→ **EXERCISE PROMPT**:
Recast every line of the listings below as a numbered list, skipping blank lines and leaving the pictures out of your answer.

Listings of annotated regions
┄┄┄┄┄┄┄┄┄┄
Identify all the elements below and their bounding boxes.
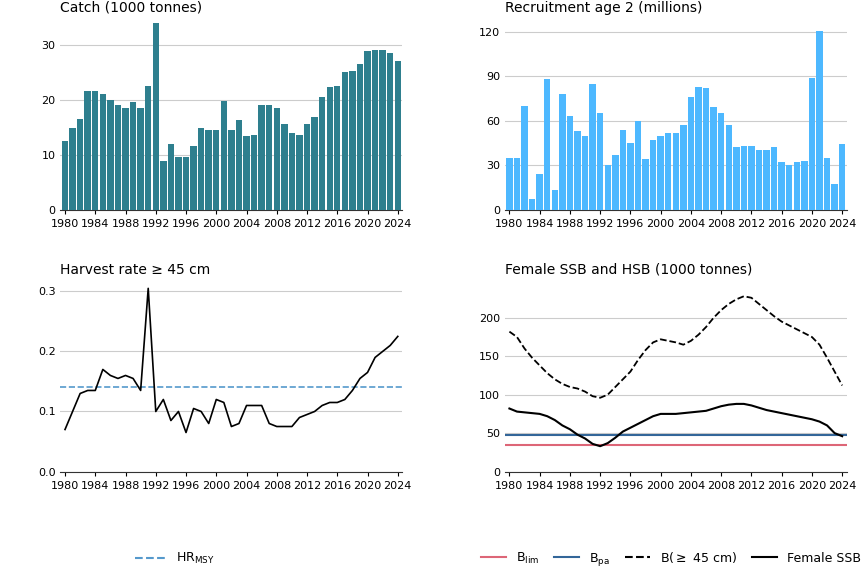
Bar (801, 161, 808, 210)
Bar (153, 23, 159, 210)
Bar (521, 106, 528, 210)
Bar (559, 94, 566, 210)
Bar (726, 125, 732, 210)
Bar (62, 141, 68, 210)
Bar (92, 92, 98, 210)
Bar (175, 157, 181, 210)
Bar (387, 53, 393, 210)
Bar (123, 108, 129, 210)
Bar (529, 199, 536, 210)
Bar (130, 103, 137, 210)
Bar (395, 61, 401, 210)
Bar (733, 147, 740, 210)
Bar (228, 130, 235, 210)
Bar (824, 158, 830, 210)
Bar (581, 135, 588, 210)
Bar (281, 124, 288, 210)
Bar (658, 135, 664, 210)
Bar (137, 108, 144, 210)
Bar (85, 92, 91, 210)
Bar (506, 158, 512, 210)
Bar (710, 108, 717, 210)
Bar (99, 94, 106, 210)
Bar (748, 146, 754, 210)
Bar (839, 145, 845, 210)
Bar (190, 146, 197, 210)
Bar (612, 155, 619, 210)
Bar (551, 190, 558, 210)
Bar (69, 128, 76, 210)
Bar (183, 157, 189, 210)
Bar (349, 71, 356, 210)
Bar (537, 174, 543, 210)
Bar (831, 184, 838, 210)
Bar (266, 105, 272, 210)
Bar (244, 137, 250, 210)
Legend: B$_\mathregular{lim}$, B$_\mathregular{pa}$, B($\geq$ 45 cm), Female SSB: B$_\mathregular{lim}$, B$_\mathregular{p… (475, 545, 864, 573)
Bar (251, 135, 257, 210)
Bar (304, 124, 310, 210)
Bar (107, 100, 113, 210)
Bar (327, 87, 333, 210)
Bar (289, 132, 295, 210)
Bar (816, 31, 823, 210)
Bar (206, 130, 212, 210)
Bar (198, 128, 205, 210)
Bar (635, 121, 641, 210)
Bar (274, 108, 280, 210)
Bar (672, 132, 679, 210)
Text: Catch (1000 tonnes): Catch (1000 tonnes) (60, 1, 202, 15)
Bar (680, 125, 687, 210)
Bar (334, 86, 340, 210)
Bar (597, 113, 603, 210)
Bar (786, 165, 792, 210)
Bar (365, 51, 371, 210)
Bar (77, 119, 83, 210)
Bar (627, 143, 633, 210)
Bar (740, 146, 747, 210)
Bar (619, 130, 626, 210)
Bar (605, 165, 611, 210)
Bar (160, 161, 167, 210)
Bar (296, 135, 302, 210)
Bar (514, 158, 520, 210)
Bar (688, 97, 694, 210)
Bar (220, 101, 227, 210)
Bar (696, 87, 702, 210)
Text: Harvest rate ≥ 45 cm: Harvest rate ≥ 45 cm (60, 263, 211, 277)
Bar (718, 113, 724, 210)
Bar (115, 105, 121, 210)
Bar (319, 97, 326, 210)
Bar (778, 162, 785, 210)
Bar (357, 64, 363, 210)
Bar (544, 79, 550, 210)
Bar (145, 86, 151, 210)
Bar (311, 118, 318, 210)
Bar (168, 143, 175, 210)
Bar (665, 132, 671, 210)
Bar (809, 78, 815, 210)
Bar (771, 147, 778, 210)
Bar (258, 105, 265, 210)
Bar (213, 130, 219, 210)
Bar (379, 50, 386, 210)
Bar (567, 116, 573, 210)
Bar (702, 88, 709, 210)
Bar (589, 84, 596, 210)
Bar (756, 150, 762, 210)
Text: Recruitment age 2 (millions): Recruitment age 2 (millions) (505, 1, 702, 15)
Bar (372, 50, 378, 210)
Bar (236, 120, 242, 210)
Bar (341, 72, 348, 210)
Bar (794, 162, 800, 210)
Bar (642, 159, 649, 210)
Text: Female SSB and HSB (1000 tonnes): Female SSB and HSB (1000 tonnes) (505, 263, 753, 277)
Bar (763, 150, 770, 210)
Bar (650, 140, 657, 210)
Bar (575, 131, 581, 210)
┄┄┄┄┄┄┄┄┄┄
→ **ANSWER TO THE EXERCISE**:
1. Identify all the elements below and their bounding boxes.
2. Bar (801, 161, 808, 210)
3. Bar (153, 23, 159, 210)
4. Bar (521, 106, 528, 210)
5. Bar (559, 94, 566, 210)
6. Bar (726, 125, 732, 210)
7. Bar (62, 141, 68, 210)
8. Bar (92, 92, 98, 210)
9. Bar (175, 157, 181, 210)
10. Bar (387, 53, 393, 210)
11. Bar (123, 108, 129, 210)
12. Bar (529, 199, 536, 210)
13. Bar (130, 103, 137, 210)
14. Bar (395, 61, 401, 210)
15. Bar (733, 147, 740, 210)
16. Bar (228, 130, 235, 210)
17. Bar (824, 158, 830, 210)
18. Bar (581, 135, 588, 210)
19. Bar (281, 124, 288, 210)
20. Bar (658, 135, 664, 210)
21. Bar (137, 108, 144, 210)
22. Bar (85, 92, 91, 210)
23. Bar (506, 158, 512, 210)
24. Bar (710, 108, 717, 210)
25. Bar (99, 94, 106, 210)
26. Bar (748, 146, 754, 210)
27. Bar (839, 145, 845, 210)
28. Bar (190, 146, 197, 210)
29. Bar (612, 155, 619, 210)
30. Bar (551, 190, 558, 210)
31. Bar (69, 128, 76, 210)
32. Bar (183, 157, 189, 210)
33. Bar (349, 71, 356, 210)
34. Bar (537, 174, 543, 210)
35. Bar (831, 184, 838, 210)
36. Bar (266, 105, 272, 210)
37. Bar (244, 137, 250, 210)
38. Legend: B$_\mathregular{lim}$, B$_\mathregular{pa}$, B($\geq$ 45 cm), Female SSB: B$_\mathregular{lim}$, B$_\mathregular{p… (475, 545, 864, 573)
39. Bar (251, 135, 257, 210)
40. Bar (304, 124, 310, 210)
41. Bar (107, 100, 113, 210)
42. Bar (327, 87, 333, 210)
43. Bar (289, 132, 295, 210)
44. Bar (816, 31, 823, 210)
45. Bar (206, 130, 212, 210)
46. Bar (198, 128, 205, 210)
47. Bar (635, 121, 641, 210)
48. Bar (274, 108, 280, 210)
49. Bar (672, 132, 679, 210)
50. Text: Catch (1000 tonnes): Catch (1000 tonnes) (60, 1, 202, 15)
51. Bar (680, 125, 687, 210)
52. Bar (334, 86, 340, 210)
53. Bar (597, 113, 603, 210)
54. Bar (786, 165, 792, 210)
55. Bar (365, 51, 371, 210)
56. Bar (77, 119, 83, 210)
57. Bar (627, 143, 633, 210)
58. Bar (740, 146, 747, 210)
59. Bar (619, 130, 626, 210)
60. Bar (605, 165, 611, 210)
61. Bar (160, 161, 167, 210)
62. Bar (296, 135, 302, 210)
63. Bar (514, 158, 520, 210)
64. Bar (688, 97, 694, 210)
65. Bar (220, 101, 227, 210)
66. Bar (696, 87, 702, 210)
67. Text: Harvest rate ≥ 45 cm: Harvest rate ≥ 45 cm (60, 263, 211, 277)
68. Bar (718, 113, 724, 210)
69. Bar (115, 105, 121, 210)
70. Bar (319, 97, 326, 210)
71. Bar (778, 162, 785, 210)
72. Bar (357, 64, 363, 210)
73. Bar (544, 79, 550, 210)
74. Bar (145, 86, 151, 210)
75. Bar (311, 118, 318, 210)
76. Bar (168, 143, 175, 210)
77. Bar (665, 132, 671, 210)
78. Bar (809, 78, 815, 210)
79. Bar (771, 147, 778, 210)
80. Bar (258, 105, 265, 210)
81. Bar (213, 130, 219, 210)
82. Bar (379, 50, 386, 210)
83. Bar (567, 116, 573, 210)
84. Bar (702, 88, 709, 210)
85. Bar (589, 84, 596, 210)
86. Bar (756, 150, 762, 210)
87. Text: Recruitment age 2 (millions): Recruitment age 2 (millions) (505, 1, 702, 15)
88. Bar (372, 50, 378, 210)
89. Bar (236, 120, 242, 210)
90. Bar (341, 72, 348, 210)
91. Bar (794, 162, 800, 210)
92. Bar (642, 159, 649, 210)
93. Text: Female SSB and HSB (1000 tonnes): Female SSB and HSB (1000 tonnes) (505, 263, 753, 277)
94. Bar (763, 150, 770, 210)
95. Bar (650, 140, 657, 210)
96. Bar (575, 131, 581, 210)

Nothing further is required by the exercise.